BEGIN EXTRACTED MATERIAL

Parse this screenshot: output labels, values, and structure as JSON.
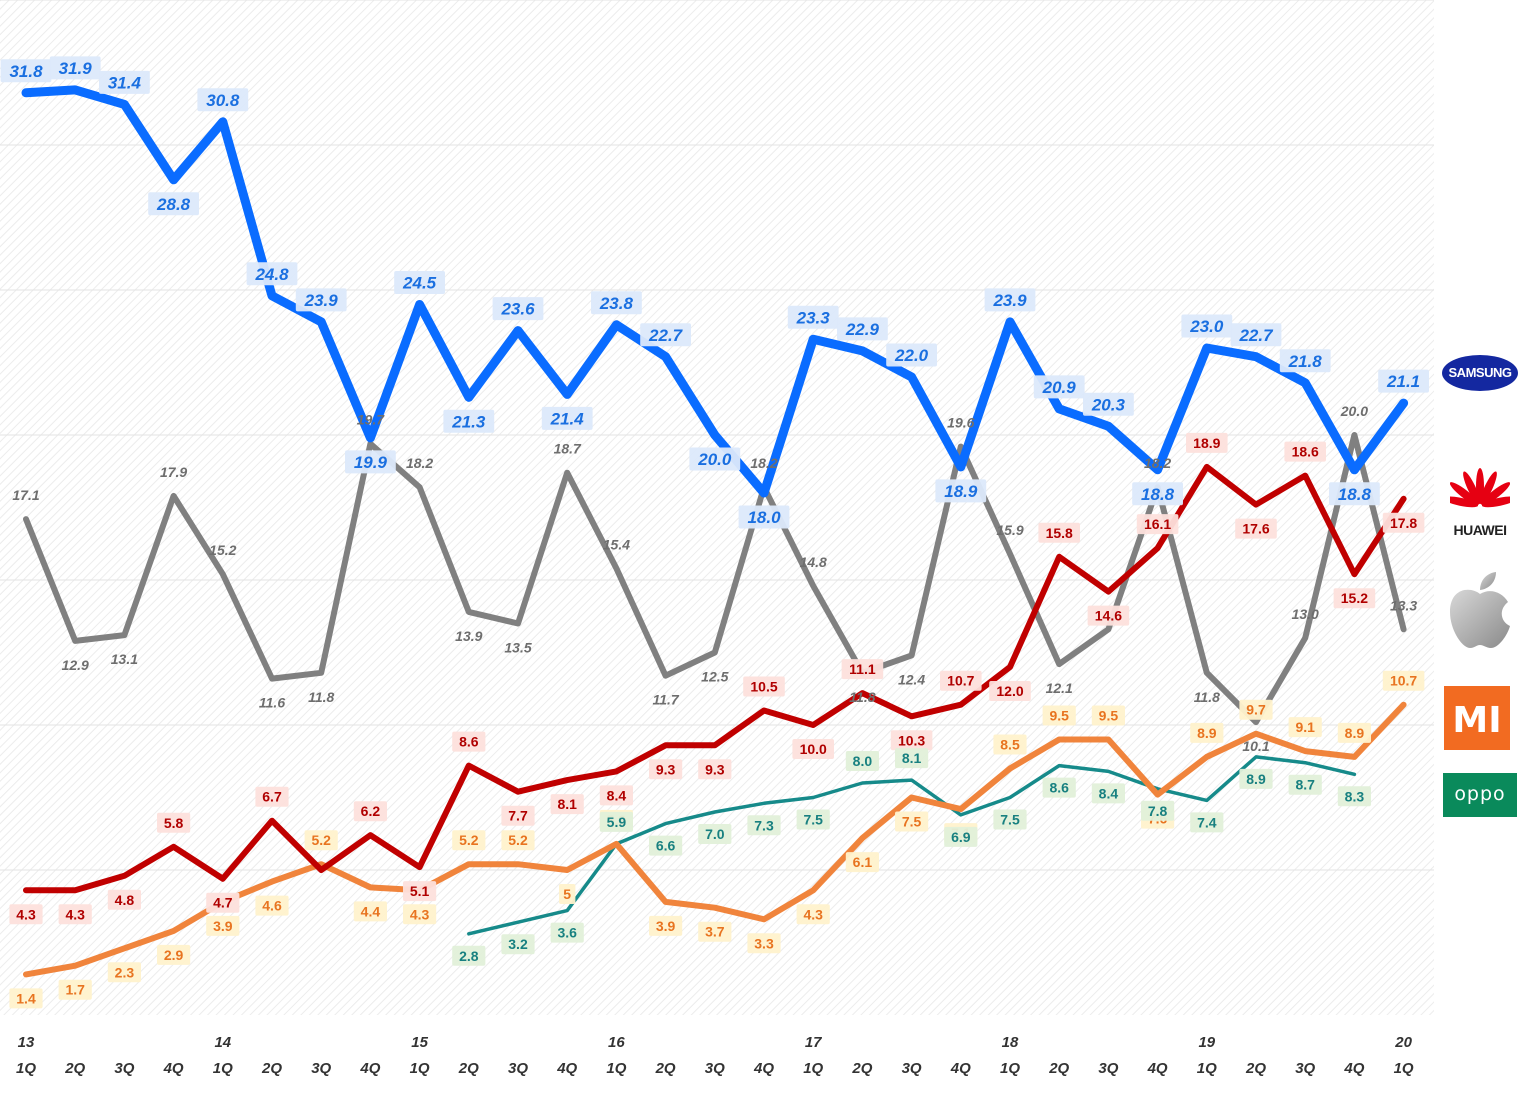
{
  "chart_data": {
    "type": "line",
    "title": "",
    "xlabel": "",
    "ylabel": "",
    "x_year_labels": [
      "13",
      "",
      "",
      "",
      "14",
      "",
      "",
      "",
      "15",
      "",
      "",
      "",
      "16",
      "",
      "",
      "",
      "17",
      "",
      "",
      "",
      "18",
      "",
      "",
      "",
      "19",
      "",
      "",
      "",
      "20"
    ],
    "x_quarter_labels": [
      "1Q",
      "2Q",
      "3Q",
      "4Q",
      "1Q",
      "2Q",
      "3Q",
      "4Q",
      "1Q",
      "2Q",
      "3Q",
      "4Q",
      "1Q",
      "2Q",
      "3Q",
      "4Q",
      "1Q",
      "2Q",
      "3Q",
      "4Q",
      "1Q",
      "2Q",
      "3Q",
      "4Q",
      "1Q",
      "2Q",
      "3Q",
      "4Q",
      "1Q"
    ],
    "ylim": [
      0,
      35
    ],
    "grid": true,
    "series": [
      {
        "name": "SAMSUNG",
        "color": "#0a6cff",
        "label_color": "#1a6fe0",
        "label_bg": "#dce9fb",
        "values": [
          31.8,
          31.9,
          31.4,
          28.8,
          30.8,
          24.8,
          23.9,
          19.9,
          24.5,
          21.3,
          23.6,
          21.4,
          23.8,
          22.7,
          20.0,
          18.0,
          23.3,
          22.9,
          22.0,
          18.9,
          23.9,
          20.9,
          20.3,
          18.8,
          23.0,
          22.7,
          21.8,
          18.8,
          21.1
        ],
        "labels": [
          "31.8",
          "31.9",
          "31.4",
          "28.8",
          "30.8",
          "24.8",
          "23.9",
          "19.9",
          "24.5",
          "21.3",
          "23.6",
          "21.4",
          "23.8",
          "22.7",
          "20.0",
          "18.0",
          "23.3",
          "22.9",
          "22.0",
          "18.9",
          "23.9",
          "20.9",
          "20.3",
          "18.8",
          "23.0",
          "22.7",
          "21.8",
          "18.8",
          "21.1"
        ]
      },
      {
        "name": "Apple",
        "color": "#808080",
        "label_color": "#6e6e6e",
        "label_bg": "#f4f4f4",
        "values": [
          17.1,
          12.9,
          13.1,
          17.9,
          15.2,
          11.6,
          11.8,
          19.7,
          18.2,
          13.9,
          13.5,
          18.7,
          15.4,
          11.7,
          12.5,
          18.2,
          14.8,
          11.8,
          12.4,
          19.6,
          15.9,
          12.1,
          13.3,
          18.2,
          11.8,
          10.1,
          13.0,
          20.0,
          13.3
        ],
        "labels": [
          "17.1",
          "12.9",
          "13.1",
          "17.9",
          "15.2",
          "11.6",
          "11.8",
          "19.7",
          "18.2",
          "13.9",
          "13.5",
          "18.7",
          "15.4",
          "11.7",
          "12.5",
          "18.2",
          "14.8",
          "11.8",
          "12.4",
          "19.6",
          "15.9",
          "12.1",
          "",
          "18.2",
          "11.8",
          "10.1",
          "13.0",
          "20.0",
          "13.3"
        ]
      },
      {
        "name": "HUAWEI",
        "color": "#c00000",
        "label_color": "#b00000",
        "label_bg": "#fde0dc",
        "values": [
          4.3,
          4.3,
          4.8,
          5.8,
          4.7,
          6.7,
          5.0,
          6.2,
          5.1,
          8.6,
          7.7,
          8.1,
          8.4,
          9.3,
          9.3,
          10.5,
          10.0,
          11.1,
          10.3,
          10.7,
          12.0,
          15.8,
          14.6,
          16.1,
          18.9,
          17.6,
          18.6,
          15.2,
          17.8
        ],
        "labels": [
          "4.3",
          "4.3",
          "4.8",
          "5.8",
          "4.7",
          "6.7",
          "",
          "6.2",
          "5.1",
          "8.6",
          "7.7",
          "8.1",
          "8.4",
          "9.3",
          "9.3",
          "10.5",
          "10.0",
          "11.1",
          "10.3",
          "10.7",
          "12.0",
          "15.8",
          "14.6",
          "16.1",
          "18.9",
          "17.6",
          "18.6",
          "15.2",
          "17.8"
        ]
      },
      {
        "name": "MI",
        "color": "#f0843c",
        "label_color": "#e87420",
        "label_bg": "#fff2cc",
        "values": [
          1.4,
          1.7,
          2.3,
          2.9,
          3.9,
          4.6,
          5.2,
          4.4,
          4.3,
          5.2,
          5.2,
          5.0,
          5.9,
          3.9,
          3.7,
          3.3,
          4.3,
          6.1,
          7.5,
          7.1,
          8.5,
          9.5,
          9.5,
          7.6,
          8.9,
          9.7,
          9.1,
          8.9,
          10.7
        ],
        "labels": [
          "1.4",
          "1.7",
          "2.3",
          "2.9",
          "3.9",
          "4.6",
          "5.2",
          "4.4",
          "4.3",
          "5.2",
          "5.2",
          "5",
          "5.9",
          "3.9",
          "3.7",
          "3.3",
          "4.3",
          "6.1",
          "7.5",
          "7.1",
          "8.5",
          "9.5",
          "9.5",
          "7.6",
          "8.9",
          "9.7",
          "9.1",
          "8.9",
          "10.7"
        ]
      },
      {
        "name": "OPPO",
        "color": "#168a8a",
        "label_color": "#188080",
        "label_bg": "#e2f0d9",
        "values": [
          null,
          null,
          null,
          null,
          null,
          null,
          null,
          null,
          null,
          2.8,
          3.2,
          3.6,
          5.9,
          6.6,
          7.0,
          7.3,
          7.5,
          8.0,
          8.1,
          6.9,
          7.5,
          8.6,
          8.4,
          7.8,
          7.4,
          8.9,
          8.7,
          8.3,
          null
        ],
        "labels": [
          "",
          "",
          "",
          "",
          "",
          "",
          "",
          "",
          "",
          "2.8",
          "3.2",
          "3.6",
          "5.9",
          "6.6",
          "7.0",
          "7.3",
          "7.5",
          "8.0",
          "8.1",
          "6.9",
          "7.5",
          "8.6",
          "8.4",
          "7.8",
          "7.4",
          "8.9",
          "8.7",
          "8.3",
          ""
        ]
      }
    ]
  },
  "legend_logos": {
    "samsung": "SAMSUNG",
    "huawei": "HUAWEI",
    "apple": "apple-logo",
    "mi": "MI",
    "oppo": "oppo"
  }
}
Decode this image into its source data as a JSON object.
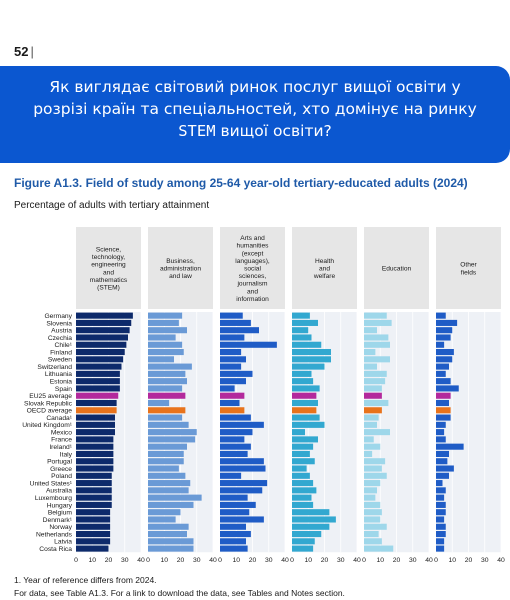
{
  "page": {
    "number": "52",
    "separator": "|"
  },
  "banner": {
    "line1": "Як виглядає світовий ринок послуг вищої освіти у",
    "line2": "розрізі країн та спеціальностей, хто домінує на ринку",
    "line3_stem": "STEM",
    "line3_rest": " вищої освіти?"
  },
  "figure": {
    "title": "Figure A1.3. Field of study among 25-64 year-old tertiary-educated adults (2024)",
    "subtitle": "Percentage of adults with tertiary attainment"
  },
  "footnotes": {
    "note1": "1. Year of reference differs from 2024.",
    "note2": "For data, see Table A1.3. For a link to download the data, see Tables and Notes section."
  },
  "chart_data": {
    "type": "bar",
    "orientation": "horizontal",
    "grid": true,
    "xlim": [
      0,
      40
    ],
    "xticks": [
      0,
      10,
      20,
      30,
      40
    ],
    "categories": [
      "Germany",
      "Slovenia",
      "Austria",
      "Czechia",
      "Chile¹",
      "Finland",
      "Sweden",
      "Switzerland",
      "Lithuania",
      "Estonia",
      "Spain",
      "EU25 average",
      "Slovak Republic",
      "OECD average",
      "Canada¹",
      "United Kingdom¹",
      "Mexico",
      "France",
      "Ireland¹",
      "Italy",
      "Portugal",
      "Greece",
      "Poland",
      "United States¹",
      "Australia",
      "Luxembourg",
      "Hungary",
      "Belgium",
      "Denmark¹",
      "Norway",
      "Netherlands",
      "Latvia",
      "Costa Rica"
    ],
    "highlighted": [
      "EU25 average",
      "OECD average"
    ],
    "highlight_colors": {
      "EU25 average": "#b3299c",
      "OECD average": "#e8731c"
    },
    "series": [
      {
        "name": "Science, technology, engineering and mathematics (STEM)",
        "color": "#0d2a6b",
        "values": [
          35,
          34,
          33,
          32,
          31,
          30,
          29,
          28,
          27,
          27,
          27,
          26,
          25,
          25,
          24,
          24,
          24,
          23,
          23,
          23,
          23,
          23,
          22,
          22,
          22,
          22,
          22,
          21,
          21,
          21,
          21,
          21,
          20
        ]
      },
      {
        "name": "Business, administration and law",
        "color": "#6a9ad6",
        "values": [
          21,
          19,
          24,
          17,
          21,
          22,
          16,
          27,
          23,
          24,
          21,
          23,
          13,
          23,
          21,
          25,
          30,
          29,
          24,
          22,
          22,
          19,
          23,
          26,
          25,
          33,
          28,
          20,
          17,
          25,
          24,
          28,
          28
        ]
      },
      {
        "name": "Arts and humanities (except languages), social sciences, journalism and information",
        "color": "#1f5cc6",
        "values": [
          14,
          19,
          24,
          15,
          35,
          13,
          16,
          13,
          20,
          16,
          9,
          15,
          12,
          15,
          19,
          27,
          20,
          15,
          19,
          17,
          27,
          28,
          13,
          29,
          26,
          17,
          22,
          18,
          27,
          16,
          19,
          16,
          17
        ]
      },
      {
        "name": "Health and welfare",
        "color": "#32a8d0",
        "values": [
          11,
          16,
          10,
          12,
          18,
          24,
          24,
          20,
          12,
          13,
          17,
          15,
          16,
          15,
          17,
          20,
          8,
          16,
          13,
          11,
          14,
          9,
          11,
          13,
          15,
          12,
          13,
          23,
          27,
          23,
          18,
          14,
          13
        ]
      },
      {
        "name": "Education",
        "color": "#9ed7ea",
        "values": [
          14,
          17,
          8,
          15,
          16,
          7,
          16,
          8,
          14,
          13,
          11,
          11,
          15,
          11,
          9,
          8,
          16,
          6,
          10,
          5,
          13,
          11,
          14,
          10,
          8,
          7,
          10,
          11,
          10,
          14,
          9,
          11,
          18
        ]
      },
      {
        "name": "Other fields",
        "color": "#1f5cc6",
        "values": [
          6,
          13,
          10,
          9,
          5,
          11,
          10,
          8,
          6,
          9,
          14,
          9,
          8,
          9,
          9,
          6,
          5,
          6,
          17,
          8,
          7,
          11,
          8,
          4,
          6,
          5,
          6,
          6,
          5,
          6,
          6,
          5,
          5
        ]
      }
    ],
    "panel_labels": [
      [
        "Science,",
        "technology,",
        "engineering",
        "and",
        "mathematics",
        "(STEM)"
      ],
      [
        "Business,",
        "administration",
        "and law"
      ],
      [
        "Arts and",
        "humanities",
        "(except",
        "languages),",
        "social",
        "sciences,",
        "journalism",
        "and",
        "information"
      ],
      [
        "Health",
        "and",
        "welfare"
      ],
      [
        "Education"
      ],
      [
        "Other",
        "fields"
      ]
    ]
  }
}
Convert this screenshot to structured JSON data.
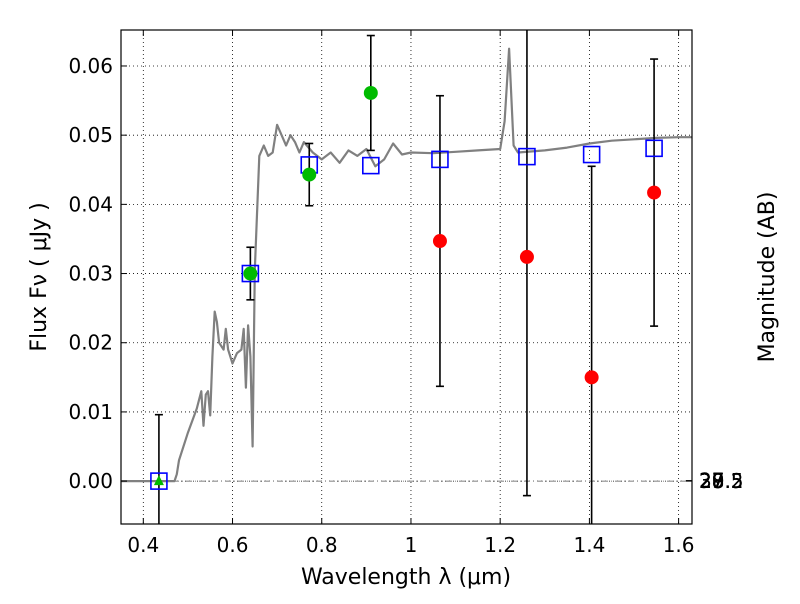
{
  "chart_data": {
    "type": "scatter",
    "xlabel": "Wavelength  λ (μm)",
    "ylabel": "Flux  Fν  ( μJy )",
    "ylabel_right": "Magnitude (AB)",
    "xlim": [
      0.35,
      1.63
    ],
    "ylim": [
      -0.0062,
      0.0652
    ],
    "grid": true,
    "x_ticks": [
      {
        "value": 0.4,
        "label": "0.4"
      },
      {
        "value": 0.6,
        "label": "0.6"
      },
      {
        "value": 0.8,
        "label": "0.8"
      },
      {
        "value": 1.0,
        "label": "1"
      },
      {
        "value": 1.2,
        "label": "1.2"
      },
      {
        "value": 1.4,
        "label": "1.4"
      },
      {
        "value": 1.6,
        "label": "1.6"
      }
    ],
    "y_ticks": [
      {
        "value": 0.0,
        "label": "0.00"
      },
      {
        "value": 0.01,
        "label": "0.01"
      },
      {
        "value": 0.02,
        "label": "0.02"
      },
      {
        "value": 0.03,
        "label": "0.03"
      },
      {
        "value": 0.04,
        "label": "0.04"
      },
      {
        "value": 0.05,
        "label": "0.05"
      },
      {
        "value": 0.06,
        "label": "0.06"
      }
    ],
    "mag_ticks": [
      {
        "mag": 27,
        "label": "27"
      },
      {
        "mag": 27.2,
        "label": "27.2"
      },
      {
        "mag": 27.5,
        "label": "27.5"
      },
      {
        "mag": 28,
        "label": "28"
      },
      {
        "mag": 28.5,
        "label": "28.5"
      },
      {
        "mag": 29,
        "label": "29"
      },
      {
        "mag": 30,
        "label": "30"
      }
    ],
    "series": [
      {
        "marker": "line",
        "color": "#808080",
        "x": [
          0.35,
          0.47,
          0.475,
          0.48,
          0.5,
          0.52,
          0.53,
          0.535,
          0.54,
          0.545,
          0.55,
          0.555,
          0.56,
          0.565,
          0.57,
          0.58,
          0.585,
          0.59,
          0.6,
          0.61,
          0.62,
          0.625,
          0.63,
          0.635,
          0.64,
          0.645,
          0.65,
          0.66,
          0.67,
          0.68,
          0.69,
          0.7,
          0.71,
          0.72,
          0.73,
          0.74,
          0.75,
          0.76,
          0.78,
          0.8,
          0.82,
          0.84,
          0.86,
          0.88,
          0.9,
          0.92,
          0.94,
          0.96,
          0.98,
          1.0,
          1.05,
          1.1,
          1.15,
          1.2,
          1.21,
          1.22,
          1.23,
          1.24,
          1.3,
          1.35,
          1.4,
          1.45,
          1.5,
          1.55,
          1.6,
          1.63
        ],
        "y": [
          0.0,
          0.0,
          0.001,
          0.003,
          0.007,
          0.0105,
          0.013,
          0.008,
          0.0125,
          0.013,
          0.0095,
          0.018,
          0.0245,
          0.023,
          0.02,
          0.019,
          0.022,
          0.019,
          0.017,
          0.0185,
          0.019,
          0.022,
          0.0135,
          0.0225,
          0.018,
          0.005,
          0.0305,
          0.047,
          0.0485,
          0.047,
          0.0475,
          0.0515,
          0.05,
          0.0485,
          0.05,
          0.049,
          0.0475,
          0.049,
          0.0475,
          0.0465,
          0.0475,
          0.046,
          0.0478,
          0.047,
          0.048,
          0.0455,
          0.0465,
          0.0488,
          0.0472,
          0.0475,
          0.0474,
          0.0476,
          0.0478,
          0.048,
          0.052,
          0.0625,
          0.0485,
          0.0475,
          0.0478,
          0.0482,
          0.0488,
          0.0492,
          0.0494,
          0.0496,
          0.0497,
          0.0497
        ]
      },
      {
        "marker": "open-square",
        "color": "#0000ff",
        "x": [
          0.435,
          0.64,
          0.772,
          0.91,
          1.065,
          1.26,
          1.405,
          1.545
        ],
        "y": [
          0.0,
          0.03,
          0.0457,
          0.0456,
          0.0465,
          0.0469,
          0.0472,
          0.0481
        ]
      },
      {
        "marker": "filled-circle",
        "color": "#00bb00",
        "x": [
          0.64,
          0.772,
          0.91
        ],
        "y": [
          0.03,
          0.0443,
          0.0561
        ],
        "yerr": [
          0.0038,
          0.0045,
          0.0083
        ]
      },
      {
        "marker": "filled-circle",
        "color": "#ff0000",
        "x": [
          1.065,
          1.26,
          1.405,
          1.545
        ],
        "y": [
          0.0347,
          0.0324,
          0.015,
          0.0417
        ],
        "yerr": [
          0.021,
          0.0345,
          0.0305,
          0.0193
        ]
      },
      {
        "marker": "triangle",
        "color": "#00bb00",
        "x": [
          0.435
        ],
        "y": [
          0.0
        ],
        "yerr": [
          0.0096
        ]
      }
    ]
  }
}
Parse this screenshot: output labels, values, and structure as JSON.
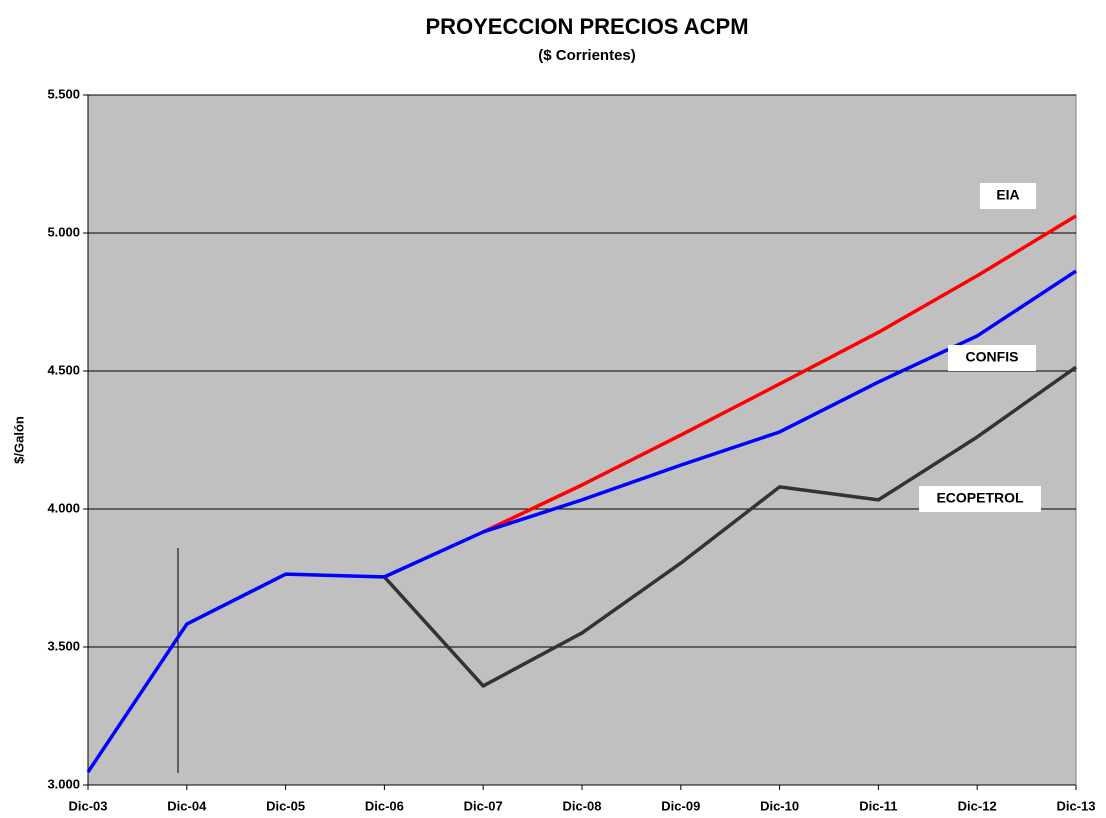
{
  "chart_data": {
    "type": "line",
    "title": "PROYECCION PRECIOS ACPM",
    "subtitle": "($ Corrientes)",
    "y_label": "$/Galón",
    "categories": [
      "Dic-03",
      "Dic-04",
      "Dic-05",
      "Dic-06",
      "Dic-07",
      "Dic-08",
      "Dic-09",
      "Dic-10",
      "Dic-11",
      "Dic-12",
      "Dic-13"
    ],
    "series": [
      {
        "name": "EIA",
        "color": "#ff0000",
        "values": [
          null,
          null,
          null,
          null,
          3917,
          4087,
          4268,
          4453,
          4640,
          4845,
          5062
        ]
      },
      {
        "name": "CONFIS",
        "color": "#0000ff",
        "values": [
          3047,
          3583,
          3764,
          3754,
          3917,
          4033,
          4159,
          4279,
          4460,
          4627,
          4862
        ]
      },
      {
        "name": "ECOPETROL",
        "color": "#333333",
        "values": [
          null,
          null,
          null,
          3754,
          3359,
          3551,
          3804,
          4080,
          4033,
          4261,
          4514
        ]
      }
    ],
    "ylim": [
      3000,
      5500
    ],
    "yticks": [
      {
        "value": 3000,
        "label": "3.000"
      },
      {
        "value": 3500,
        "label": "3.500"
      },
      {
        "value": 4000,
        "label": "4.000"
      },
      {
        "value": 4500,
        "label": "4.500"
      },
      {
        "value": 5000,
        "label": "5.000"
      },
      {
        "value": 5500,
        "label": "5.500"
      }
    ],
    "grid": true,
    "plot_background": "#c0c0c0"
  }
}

END EXTRACTED MATERIAL

Report how many lines of the records above contain the word "type", and give only that number.

(EXERCISE RESULT)
4